**What is needed:**
Your task is to print the material below exactly as presented.

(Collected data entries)
○ ○ ○ ○

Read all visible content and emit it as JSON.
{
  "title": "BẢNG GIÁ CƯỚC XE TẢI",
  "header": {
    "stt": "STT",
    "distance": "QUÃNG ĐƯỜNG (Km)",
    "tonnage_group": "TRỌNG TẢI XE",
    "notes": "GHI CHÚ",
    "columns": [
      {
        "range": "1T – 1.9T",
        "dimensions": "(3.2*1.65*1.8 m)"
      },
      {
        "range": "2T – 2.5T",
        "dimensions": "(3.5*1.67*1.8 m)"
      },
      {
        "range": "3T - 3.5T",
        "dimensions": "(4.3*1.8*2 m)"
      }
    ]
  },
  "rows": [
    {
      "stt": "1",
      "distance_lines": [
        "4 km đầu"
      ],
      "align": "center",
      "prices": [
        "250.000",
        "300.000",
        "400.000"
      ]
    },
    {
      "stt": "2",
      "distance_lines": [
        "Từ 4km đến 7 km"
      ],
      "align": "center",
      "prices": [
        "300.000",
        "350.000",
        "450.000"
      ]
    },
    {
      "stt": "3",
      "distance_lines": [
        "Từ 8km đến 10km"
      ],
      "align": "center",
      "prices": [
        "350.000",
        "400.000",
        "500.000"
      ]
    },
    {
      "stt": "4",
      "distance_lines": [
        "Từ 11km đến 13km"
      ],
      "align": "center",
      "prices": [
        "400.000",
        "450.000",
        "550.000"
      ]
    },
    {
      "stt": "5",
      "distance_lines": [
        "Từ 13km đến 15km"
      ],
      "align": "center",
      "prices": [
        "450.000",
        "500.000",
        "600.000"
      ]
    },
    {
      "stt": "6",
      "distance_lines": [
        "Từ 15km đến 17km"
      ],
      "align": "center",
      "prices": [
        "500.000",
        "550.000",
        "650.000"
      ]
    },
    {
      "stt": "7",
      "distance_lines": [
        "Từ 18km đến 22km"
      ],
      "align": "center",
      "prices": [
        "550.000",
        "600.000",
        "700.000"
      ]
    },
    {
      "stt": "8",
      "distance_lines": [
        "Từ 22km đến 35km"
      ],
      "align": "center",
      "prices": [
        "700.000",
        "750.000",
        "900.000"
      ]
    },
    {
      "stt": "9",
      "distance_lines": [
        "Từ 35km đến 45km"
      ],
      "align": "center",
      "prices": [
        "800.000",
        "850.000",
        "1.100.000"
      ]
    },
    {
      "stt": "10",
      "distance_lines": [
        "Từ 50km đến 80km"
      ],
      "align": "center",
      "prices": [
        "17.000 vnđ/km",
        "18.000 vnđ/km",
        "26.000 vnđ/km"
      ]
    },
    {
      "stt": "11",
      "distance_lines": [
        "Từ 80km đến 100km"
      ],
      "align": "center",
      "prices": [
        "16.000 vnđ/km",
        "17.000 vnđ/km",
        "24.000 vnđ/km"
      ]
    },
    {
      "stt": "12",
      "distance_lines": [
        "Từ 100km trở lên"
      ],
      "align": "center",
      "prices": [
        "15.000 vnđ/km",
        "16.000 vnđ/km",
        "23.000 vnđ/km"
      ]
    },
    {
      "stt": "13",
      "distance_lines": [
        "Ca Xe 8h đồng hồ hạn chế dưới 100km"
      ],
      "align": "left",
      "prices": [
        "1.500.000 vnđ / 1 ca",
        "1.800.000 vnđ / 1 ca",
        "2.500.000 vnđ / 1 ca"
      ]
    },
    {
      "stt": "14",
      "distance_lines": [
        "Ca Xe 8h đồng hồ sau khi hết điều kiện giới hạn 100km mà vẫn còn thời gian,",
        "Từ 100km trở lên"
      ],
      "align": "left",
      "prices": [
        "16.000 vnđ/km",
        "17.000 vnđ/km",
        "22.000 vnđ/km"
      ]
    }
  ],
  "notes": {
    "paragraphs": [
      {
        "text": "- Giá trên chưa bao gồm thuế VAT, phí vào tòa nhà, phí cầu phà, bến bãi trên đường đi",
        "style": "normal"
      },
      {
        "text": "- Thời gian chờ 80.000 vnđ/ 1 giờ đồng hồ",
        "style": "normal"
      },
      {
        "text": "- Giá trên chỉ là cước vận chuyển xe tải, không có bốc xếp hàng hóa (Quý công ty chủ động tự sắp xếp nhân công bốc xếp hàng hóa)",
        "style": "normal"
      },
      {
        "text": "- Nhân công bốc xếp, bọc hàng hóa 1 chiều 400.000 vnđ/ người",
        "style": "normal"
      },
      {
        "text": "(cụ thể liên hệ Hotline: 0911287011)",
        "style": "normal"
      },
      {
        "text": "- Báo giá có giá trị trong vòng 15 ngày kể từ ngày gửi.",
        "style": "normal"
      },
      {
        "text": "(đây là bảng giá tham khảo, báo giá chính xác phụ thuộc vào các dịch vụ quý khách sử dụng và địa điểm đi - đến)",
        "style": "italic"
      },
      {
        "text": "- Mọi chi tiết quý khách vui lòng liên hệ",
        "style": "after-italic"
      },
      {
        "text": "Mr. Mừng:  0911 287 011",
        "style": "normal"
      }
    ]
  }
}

○ ○ ○ ○

**Right answer:**
Read all visible content and emit it as JSON.
{
  "title": "BẢNG GIÁ CƯỚC XE TẢI",
  "header": {
    "stt": "STT",
    "distance": "QUÃNG ĐƯỜNG (Km)",
    "tonnage_group": "TRỌNG TẢI XE",
    "notes": "GHI CHÚ",
    "columns": [
      {
        "range": "1T – 1.9T",
        "dimensions": "(3.2*1.65*1.8 m)"
      },
      {
        "range": "2T – 2.5T",
        "dimensions": "(3.5*1.67*1.8 m)"
      },
      {
        "range": "3T - 3.5T",
        "dimensions": "(4.3*1.8*2 m)"
      }
    ]
  },
  "rows": [
    {
      "stt": "1",
      "distance_lines": [
        "4 km đầu"
      ],
      "align": "center",
      "prices": [
        "250.000",
        "300.000",
        "400.000"
      ]
    },
    {
      "stt": "2",
      "distance_lines": [
        "Từ 4km đến 7 km"
      ],
      "align": "center",
      "prices": [
        "300.000",
        "350.000",
        "450.000"
      ]
    },
    {
      "stt": "3",
      "distance_lines": [
        "Từ 8km đến 10km"
      ],
      "align": "center",
      "prices": [
        "350.000",
        "400.000",
        "500.000"
      ]
    },
    {
      "stt": "4",
      "distance_lines": [
        "Từ 11km đến 13km"
      ],
      "align": "center",
      "prices": [
        "400.000",
        "450.000",
        "550.000"
      ]
    },
    {
      "stt": "5",
      "distance_lines": [
        "Từ 13km đến 15km"
      ],
      "align": "center",
      "prices": [
        "450.000",
        "500.000",
        "600.000"
      ]
    },
    {
      "stt": "6",
      "distance_lines": [
        "Từ 15km đến 17km"
      ],
      "align": "center",
      "prices": [
        "500.000",
        "550.000",
        "650.000"
      ]
    },
    {
      "stt": "7",
      "distance_lines": [
        "Từ 18km đến 22km"
      ],
      "align": "center",
      "prices": [
        "550.000",
        "600.000",
        "700.000"
      ]
    },
    {
      "stt": "8",
      "distance_lines": [
        "Từ 22km đến 35km"
      ],
      "align": "center",
      "prices": [
        "700.000",
        "750.000",
        "900.000"
      ]
    },
    {
      "stt": "9",
      "distance_lines": [
        "Từ 35km đến 45km"
      ],
      "align": "center",
      "prices": [
        "800.000",
        "850.000",
        "1.100.000"
      ]
    },
    {
      "stt": "10",
      "distance_lines": [
        "Từ 50km đến 80km"
      ],
      "align": "center",
      "prices": [
        "17.000 vnđ/km",
        "18.000 vnđ/km",
        "26.000 vnđ/km"
      ]
    },
    {
      "stt": "11",
      "distance_lines": [
        "Từ 80km đến 100km"
      ],
      "align": "center",
      "prices": [
        "16.000 vnđ/km",
        "17.000 vnđ/km",
        "24.000 vnđ/km"
      ]
    },
    {
      "stt": "12",
      "distance_lines": [
        "Từ 100km trở lên"
      ],
      "align": "center",
      "prices": [
        "15.000 vnđ/km",
        "16.000 vnđ/km",
        "23.000 vnđ/km"
      ]
    },
    {
      "stt": "13",
      "distance_lines": [
        "Ca Xe 8h đồng hồ hạn chế dưới 100km"
      ],
      "align": "left",
      "prices": [
        "1.500.000 vnđ / 1 ca",
        "1.800.000 vnđ / 1 ca",
        "2.500.000 vnđ / 1 ca"
      ]
    },
    {
      "stt": "14",
      "distance_lines": [
        "Ca Xe 8h đồng hồ sau khi hết điều kiện giới hạn 100km mà vẫn còn thời gian,",
        "Từ 100km trở lên"
      ],
      "align": "left",
      "prices": [
        "16.000 vnđ/km",
        "17.000 vnđ/km",
        "22.000 vnđ/km"
      ]
    }
  ],
  "notes": {
    "paragraphs": [
      {
        "text": "- Giá trên chưa bao gồm thuế VAT, phí vào tòa nhà, phí cầu phà, bến bãi trên đường đi",
        "style": "normal"
      },
      {
        "text": "- Thời gian chờ 80.000 vnđ/ 1 giờ đồng hồ",
        "style": "normal"
      },
      {
        "text": "- Giá trên chỉ là cước vận chuyển xe tải, không có bốc xếp hàng hóa (Quý công ty chủ động tự sắp xếp nhân công bốc xếp hàng hóa)",
        "style": "normal"
      },
      {
        "text": "- Nhân công bốc xếp, bọc hàng hóa 1 chiều 400.000 vnđ/ người",
        "style": "normal"
      },
      {
        "text": "(cụ thể liên hệ Hotline: 0911287011)",
        "style": "normal"
      },
      {
        "text": "- Báo giá có giá trị trong vòng 15 ngày kể từ ngày gửi.",
        "style": "normal"
      },
      {
        "text": "(đây là bảng giá tham khảo, báo giá chính xác phụ thuộc vào các dịch vụ quý khách sử dụng và địa điểm đi - đến)",
        "style": "italic"
      },
      {
        "text": "- Mọi chi tiết quý khách vui lòng liên hệ",
        "style": "after-italic"
      },
      {
        "text": "Mr. Mừng:  0911 287 011",
        "style": "normal"
      }
    ]
  }
}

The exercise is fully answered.